• **Source records**:
>> Start

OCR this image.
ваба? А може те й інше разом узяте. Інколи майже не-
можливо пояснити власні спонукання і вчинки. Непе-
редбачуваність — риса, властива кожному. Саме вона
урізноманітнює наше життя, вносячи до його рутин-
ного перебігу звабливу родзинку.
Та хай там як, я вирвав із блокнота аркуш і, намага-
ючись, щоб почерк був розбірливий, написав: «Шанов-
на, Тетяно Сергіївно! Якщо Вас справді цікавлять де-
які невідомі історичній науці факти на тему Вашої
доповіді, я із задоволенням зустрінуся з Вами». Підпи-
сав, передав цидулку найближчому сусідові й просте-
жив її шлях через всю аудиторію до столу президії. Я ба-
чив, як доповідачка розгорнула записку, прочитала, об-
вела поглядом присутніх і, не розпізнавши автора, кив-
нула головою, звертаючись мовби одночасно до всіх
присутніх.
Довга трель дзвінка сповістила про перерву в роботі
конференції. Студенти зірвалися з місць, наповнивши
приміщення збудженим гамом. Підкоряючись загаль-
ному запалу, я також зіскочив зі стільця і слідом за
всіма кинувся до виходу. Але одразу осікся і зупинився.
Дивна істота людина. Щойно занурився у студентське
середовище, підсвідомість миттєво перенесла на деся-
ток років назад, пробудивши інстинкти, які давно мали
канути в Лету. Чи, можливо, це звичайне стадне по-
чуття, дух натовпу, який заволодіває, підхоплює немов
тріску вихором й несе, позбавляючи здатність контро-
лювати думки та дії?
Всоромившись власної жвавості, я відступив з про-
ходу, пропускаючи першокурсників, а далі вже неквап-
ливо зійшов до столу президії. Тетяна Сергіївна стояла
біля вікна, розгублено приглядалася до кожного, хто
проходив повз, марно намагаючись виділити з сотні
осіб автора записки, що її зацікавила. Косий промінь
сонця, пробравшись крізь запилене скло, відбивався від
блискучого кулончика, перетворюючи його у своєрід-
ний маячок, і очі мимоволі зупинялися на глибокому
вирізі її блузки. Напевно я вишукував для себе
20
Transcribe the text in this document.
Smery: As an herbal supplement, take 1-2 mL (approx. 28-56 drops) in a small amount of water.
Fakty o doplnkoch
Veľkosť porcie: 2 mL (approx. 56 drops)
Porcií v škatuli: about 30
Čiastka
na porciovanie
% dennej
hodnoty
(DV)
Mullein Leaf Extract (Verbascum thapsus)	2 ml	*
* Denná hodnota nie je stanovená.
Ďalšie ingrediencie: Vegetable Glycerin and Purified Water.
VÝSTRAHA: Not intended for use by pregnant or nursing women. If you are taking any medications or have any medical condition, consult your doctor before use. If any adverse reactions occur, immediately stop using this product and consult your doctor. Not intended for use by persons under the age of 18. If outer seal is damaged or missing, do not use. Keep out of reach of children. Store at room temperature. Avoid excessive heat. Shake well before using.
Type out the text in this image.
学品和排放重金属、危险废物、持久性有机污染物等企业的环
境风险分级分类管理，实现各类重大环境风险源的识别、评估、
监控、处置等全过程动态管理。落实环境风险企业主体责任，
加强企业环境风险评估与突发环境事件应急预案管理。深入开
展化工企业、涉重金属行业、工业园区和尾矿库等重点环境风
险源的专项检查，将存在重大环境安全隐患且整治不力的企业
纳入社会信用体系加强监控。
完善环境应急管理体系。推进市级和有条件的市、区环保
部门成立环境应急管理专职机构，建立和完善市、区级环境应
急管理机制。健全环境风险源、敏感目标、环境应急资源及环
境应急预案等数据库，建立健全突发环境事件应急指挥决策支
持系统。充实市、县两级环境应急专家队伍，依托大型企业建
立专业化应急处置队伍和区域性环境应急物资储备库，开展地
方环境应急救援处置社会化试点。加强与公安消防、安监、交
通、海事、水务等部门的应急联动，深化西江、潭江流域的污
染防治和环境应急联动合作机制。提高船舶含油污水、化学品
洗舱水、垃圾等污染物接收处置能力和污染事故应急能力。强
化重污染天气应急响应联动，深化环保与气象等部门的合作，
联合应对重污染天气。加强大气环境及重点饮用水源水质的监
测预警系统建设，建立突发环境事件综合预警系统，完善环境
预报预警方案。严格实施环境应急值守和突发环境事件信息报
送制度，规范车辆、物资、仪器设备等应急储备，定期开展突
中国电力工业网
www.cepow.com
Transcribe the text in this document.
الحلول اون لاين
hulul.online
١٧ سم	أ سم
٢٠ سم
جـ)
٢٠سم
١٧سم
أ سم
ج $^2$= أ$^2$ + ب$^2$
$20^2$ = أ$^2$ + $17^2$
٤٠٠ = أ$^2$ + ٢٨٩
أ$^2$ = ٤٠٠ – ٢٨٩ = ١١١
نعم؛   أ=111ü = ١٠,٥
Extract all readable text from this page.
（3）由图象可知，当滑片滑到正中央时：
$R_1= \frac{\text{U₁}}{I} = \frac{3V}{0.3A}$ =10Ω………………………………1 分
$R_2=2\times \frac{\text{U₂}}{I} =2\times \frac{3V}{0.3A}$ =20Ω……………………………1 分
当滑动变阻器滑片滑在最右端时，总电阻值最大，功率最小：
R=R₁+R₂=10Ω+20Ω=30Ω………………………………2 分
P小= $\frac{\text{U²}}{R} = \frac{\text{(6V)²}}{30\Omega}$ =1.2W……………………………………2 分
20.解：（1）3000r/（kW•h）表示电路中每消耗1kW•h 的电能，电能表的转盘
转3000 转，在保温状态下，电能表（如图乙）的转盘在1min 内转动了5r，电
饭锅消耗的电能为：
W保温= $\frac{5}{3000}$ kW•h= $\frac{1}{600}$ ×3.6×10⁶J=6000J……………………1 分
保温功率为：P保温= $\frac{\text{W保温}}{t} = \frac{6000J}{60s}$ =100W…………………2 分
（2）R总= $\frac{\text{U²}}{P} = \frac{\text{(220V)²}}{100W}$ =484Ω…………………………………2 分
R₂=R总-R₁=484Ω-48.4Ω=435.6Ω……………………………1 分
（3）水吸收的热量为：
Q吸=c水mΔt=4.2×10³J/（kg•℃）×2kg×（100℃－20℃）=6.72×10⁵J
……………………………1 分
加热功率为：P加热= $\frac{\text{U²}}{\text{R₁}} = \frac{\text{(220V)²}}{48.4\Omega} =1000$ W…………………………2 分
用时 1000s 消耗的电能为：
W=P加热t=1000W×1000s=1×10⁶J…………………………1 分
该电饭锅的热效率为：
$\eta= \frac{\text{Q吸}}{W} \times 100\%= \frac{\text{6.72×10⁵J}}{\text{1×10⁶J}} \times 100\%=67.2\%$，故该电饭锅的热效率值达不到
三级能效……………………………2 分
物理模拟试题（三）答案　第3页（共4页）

>> End

• **Task objective**:
Using the data above, repeat every line exactly.

• **Complete response**:
OCR this image.
ваба? А може те й інше разом узяте. Інколи майже не-
можливо пояснити власні спонукання і вчинки. Непе-
редбачуваність — риса, властива кожному. Саме вона
урізноманітнює наше життя, вносячи до його рутин-
ного перебігу звабливу родзинку.
Та хай там як, я вирвав із блокнота аркуш і, намага-
ючись, щоб почерк був розбірливий, написав: «Шанов-
на, Тетяно Сергіївно! Якщо Вас справді цікавлять де-
які невідомі історичній науці факти на тему Вашої
доповіді, я із задоволенням зустрінуся з Вами». Підпи-
сав, передав цидулку найближчому сусідові й просте-
жив її шлях через всю аудиторію до столу президії. Я ба-
чив, як доповідачка розгорнула записку, прочитала, об-
вела поглядом присутніх і, не розпізнавши автора, кив-
нула головою, звертаючись мовби одночасно до всіх
присутніх.
Довга трель дзвінка сповістила про перерву в роботі
конференції. Студенти зірвалися з місць, наповнивши
приміщення збудженим гамом. Підкоряючись загаль-
ному запалу, я також зіскочив зі стільця і слідом за
всіма кинувся до виходу. Але одразу осікся і зупинився.
Дивна істота людина. Щойно занурився у студентське
середовище, підсвідомість миттєво перенесла на деся-
ток років назад, пробудивши інстинкти, які давно мали
канути в Лету. Чи, можливо, це звичайне стадне по-
чуття, дух натовпу, який заволодіває, підхоплює немов
тріску вихором й несе, позбавляючи здатність контро-
лювати думки та дії?
Всоромившись власної жвавості, я відступив з про-
ходу, пропускаючи першокурсників, а далі вже неквап-
ливо зійшов до столу президії. Тетяна Сергіївна стояла
біля вікна, розгублено приглядалася до кожного, хто
проходив повз, марно намагаючись виділити з сотні
осіб автора записки, що її зацікавила. Косий промінь
сонця, пробравшись крізь запилене скло, відбивався від
блискучого кулончика, перетворюючи його у своєрід-
ний маячок, і очі мимоволі зупинялися на глибокому
вирізі її блузки. Напевно я вишукував для себе
20
Transcribe the text in this document.
Smery: As an herbal supplement, take 1-2 mL (approx. 28-56 drops) in a small amount of water.
Fakty o doplnkoch
Veľkosť porcie: 2 mL (approx. 56 drops)
Porcií v škatuli: about 30
Čiastka
na porciovanie
% dennej
hodnoty
(DV)
Mullein Leaf Extract (Verbascum thapsus)	2 ml	*
* Denná hodnota nie je stanovená.
Ďalšie ingrediencie: Vegetable Glycerin and Purified Water.
VÝSTRAHA: Not intended for use by pregnant or nursing women. If you are taking any medications or have any medical condition, consult your doctor before use. If any adverse reactions occur, immediately stop using this product and consult your doctor. Not intended for use by persons under the age of 18. If outer seal is damaged or missing, do not use. Keep out of reach of children. Store at room temperature. Avoid excessive heat. Shake well before using.
Type out the text in this image.
学品和排放重金属、危险废物、持久性有机污染物等企业的环
境风险分级分类管理，实现各类重大环境风险源的识别、评估、
监控、处置等全过程动态管理。落实环境风险企业主体责任，
加强企业环境风险评估与突发环境事件应急预案管理。深入开
展化工企业、涉重金属行业、工业园区和尾矿库等重点环境风
险源的专项检查，将存在重大环境安全隐患且整治不力的企业
纳入社会信用体系加强监控。
完善环境应急管理体系。推进市级和有条件的市、区环保
部门成立环境应急管理专职机构，建立和完善市、区级环境应
急管理机制。健全环境风险源、敏感目标、环境应急资源及环
境应急预案等数据库，建立健全突发环境事件应急指挥决策支
持系统。充实市、县两级环境应急专家队伍，依托大型企业建
立专业化应急处置队伍和区域性环境应急物资储备库，开展地
方环境应急救援处置社会化试点。加强与公安消防、安监、交
通、海事、水务等部门的应急联动，深化西江、潭江流域的污
染防治和环境应急联动合作机制。提高船舶含油污水、化学品
洗舱水、垃圾等污染物接收处置能力和污染事故应急能力。强
化重污染天气应急响应联动，深化环保与气象等部门的合作，
联合应对重污染天气。加强大气环境及重点饮用水源水质的监
测预警系统建设，建立突发环境事件综合预警系统，完善环境
预报预警方案。严格实施环境应急值守和突发环境事件信息报
送制度，规范车辆、物资、仪器设备等应急储备，定期开展突
中国电力工业网
www.cepow.com
Transcribe the text in this document.
الحلول اون لاين
hulul.online
١٧ سم	أ سم
٢٠ سم
جـ)
٢٠سم
١٧سم
أ سم
ج $^2$= أ$^2$ + ب$^2$
$20^2$ = أ$^2$ + $17^2$
٤٠٠ = أ$^2$ + ٢٨٩
أ$^2$ = ٤٠٠ – ٢٨٩ = ١١١
نعم؛   أ=111ü = ١٠,٥
Extract all readable text from this page.
（3）由图象可知，当滑片滑到正中央时：
$R_1= \frac{\text{U₁}}{I} = \frac{3V}{0.3A}$ =10Ω………………………………1 分
$R_2=2\times \frac{\text{U₂}}{I} =2\times \frac{3V}{0.3A}$ =20Ω……………………………1 分
当滑动变阻器滑片滑在最右端时，总电阻值最大，功率最小：
R=R₁+R₂=10Ω+20Ω=30Ω………………………………2 分
P小= $\frac{\text{U²}}{R} = \frac{\text{(6V)²}}{30\Omega}$ =1.2W……………………………………2 分
20.解：（1）3000r/（kW•h）表示电路中每消耗1kW•h 的电能，电能表的转盘
转3000 转，在保温状态下，电能表（如图乙）的转盘在1min 内转动了5r，电
饭锅消耗的电能为：
W保温= $\frac{5}{3000}$ kW•h= $\frac{1}{600}$ ×3.6×10⁶J=6000J……………………1 分
保温功率为：P保温= $\frac{\text{W保温}}{t} = \frac{6000J}{60s}$ =100W…………………2 分
（2）R总= $\frac{\text{U²}}{P} = \frac{\text{(220V)²}}{100W}$ =484Ω…………………………………2 分
R₂=R总-R₁=484Ω-48.4Ω=435.6Ω……………………………1 分
（3）水吸收的热量为：
Q吸=c水mΔt=4.2×10³J/（kg•℃）×2kg×（100℃－20℃）=6.72×10⁵J
……………………………1 分
加热功率为：P加热= $\frac{\text{U²}}{\text{R₁}} = \frac{\text{(220V)²}}{48.4\Omega} =1000$ W…………………………2 分
用时 1000s 消耗的电能为：
W=P加热t=1000W×1000s=1×10⁶J…………………………1 分
该电饭锅的热效率为：
$\eta= \frac{\text{Q吸}}{W} \times 100\%= \frac{\text{6.72×10⁵J}}{\text{1×10⁶J}} \times 100\%=67.2\%$，故该电饭锅的热效率值达不到
三级能效……………………………2 分
物理模拟试题（三）答案　第3页（共4页）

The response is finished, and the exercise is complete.